(Recorded data)
=-=-=
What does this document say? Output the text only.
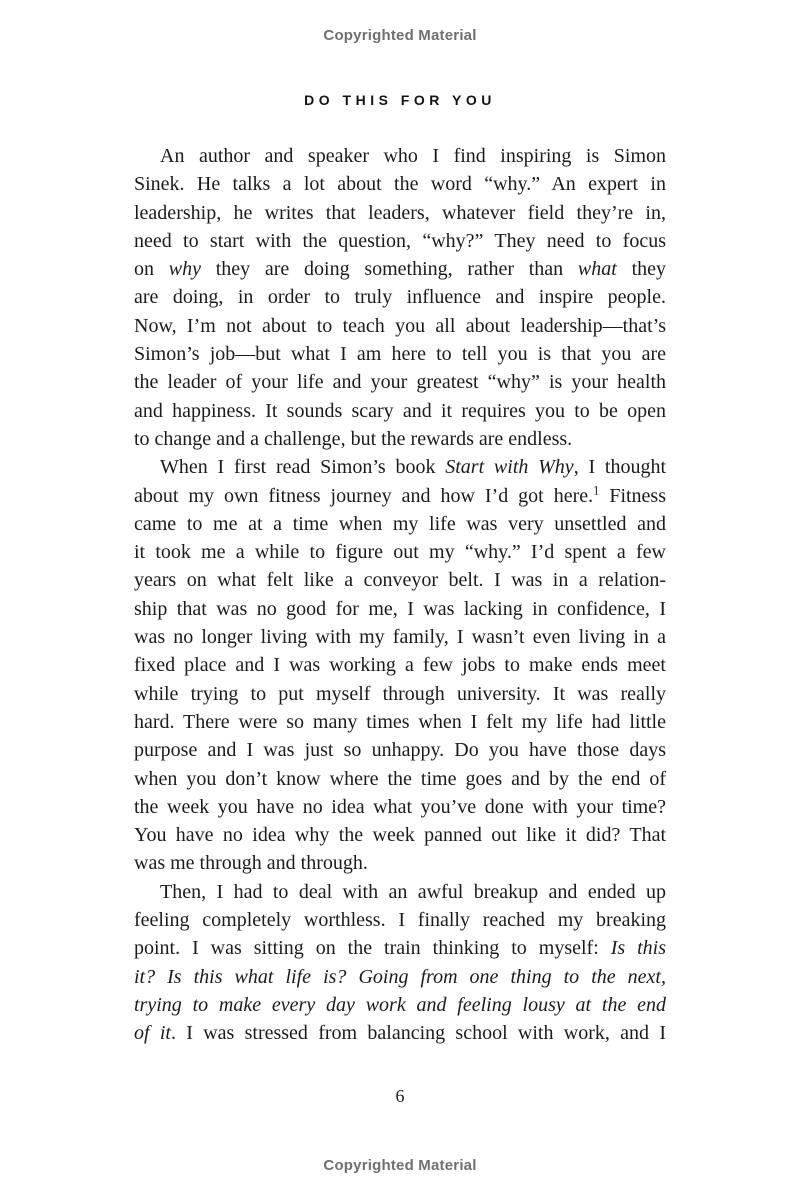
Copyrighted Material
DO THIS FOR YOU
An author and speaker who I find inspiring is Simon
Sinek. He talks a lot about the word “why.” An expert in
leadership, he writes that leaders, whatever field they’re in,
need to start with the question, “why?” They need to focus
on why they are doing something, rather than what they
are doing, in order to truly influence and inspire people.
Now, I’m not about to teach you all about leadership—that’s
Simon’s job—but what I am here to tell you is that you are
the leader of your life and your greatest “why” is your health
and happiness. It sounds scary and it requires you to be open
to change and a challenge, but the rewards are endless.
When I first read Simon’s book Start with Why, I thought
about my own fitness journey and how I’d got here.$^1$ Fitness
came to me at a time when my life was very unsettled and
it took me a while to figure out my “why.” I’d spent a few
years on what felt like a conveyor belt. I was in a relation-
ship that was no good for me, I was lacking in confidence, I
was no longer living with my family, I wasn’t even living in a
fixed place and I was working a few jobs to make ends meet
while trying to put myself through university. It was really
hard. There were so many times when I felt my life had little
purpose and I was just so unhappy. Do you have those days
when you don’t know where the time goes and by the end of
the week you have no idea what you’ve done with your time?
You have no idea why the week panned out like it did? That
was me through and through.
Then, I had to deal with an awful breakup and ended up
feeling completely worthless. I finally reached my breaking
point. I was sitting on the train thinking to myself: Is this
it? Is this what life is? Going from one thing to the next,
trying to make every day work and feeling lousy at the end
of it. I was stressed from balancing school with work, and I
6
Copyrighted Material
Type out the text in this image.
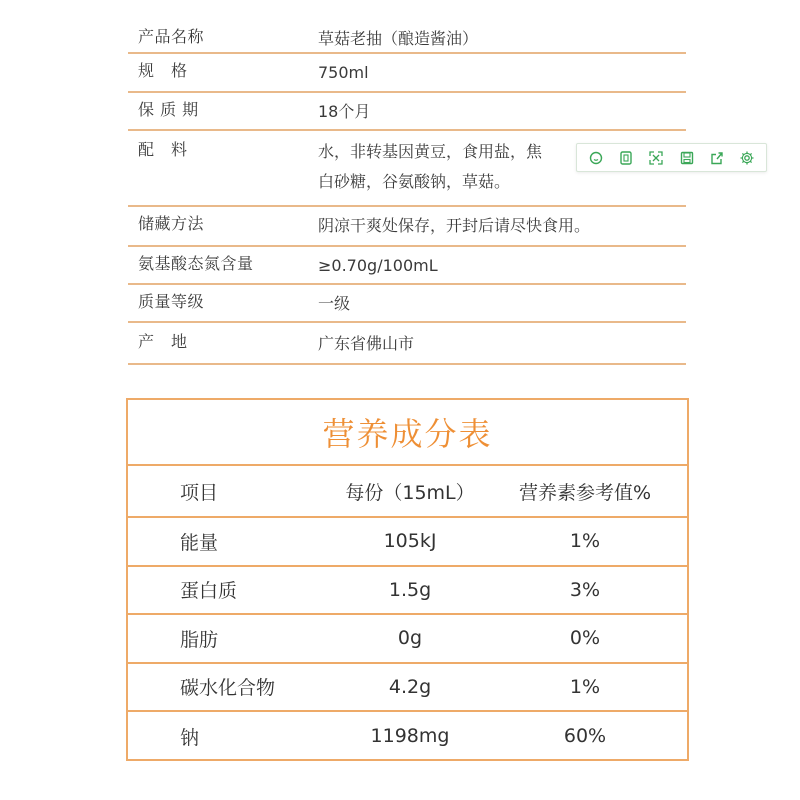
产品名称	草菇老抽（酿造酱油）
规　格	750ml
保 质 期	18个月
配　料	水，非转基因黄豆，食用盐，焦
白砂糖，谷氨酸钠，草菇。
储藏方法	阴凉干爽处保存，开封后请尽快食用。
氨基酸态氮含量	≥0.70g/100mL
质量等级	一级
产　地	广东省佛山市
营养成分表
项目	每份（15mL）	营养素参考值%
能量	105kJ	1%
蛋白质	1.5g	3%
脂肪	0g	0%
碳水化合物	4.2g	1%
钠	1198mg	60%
=-=-=
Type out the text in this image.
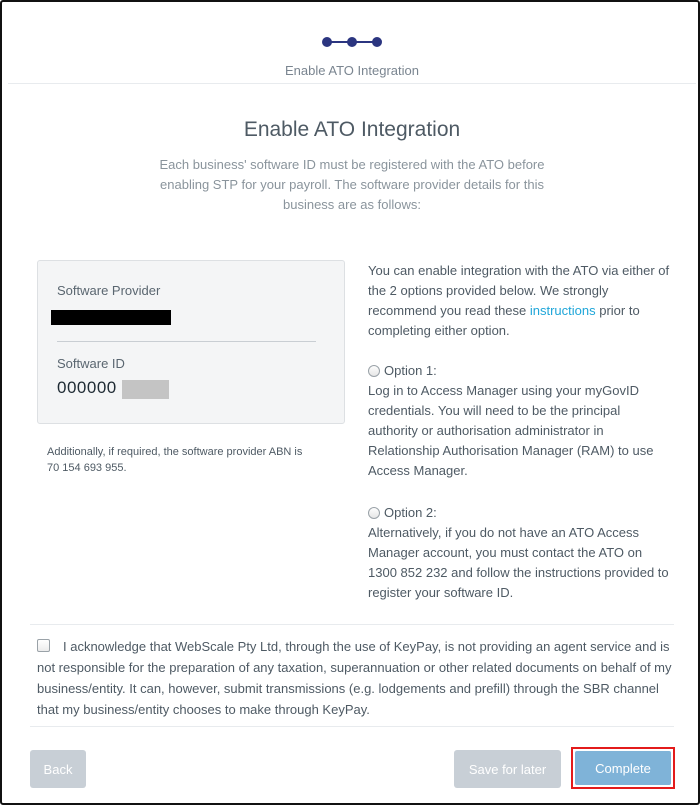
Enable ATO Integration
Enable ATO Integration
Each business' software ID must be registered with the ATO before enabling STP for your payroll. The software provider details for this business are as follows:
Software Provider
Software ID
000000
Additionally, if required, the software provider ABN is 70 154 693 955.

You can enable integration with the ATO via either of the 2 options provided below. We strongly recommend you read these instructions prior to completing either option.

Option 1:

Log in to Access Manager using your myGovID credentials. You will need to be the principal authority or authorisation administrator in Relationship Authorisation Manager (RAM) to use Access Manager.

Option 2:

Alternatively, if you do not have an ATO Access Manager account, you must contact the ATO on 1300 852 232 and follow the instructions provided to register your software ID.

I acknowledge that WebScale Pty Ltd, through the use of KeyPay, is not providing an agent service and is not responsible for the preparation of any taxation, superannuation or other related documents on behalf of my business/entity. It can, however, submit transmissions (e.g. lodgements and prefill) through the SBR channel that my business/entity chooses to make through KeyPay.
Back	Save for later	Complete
=-=-=
**AIM**
Scan the records above, count the lines with "while" in them, and give only the number.

**RESULT FOR THIS EXERCISE**
2